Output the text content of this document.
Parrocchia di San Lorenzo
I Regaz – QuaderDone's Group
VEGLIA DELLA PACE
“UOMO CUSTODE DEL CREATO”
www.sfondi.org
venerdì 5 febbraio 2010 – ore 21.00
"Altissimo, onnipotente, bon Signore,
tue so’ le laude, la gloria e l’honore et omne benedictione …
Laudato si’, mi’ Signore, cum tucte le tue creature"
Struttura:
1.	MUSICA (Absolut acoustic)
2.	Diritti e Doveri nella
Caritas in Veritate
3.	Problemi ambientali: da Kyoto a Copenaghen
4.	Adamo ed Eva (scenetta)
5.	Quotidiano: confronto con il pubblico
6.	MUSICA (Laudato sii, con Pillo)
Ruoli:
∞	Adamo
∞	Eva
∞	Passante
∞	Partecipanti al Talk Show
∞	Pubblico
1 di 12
= = = = =
§ **Given instruction**: Each line in the data that holds the string "Signore" should be found and copied.

§ **Expected answer**:
"Altissimo, onnipotente, bon Signore,
Laudato si’, mi’ Signore, cum tucte le tue creature"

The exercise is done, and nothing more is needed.